## begin
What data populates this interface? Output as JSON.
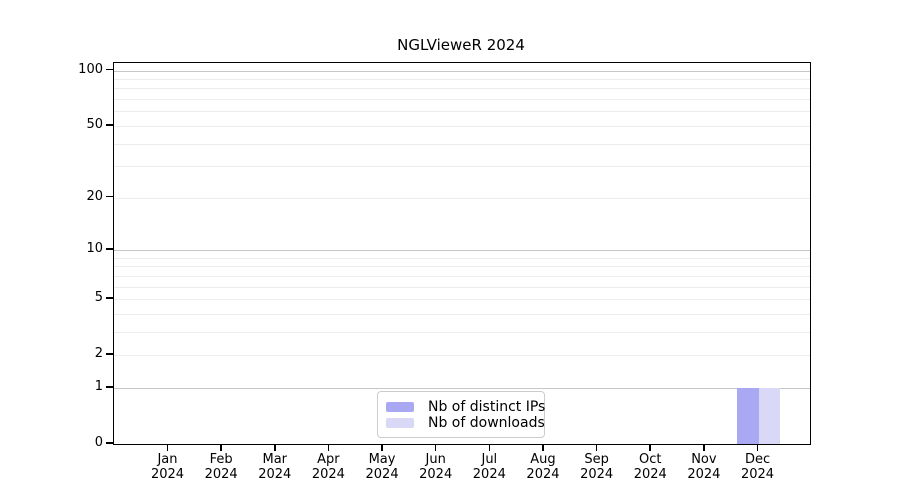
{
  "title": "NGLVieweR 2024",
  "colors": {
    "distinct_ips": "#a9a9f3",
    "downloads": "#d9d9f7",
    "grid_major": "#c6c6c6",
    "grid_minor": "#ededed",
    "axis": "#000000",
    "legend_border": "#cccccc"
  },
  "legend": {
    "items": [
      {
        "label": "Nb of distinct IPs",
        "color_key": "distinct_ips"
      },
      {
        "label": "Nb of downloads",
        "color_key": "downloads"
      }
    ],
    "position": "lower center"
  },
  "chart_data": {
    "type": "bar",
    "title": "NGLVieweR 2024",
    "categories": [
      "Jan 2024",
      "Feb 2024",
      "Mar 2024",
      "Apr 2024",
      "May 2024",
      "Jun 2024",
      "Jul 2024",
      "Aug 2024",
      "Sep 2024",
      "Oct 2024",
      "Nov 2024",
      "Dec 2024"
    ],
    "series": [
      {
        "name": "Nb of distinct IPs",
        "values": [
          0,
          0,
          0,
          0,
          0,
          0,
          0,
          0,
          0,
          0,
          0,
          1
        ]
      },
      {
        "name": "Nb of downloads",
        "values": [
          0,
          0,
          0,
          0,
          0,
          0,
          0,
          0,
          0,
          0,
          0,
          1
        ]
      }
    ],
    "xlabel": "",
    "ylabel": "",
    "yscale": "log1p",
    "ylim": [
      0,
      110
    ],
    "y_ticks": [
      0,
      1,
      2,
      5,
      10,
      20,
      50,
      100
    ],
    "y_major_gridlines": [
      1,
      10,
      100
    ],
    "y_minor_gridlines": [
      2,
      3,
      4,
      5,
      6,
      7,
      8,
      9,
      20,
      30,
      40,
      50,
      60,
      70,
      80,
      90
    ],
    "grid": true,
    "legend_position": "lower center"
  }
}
## end
## begin
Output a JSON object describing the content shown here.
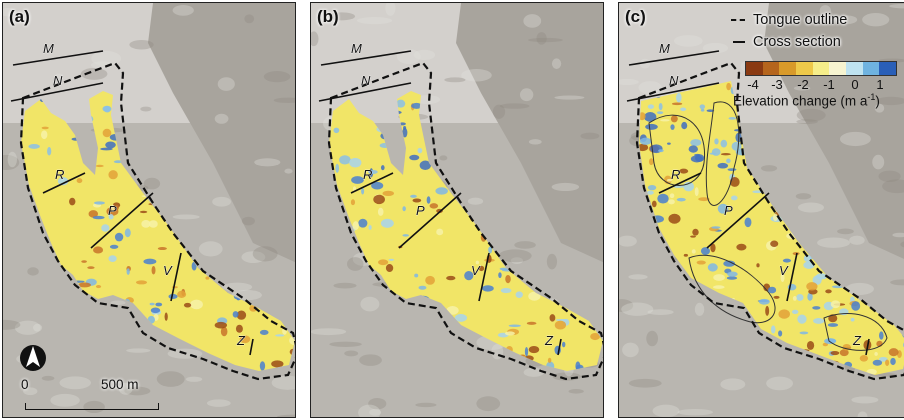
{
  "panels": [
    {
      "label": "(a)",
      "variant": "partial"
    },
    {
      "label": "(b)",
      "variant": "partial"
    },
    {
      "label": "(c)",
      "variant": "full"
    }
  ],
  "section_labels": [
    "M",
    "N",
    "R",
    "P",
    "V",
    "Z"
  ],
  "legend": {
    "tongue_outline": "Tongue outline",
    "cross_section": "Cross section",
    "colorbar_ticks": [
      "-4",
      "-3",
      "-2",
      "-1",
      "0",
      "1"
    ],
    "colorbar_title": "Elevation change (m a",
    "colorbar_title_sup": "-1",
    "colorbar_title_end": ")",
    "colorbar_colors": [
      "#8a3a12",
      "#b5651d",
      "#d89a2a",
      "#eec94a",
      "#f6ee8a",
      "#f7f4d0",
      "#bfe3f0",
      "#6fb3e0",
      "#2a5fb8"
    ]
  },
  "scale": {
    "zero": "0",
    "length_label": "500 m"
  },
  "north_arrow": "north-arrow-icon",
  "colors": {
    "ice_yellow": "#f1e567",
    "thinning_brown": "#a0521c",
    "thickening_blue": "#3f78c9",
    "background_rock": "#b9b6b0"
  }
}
## end
What is expected
In the records above, collect each line with "center".

Solution to this task
    "position": "lower center"
    "legend_position": "lower center"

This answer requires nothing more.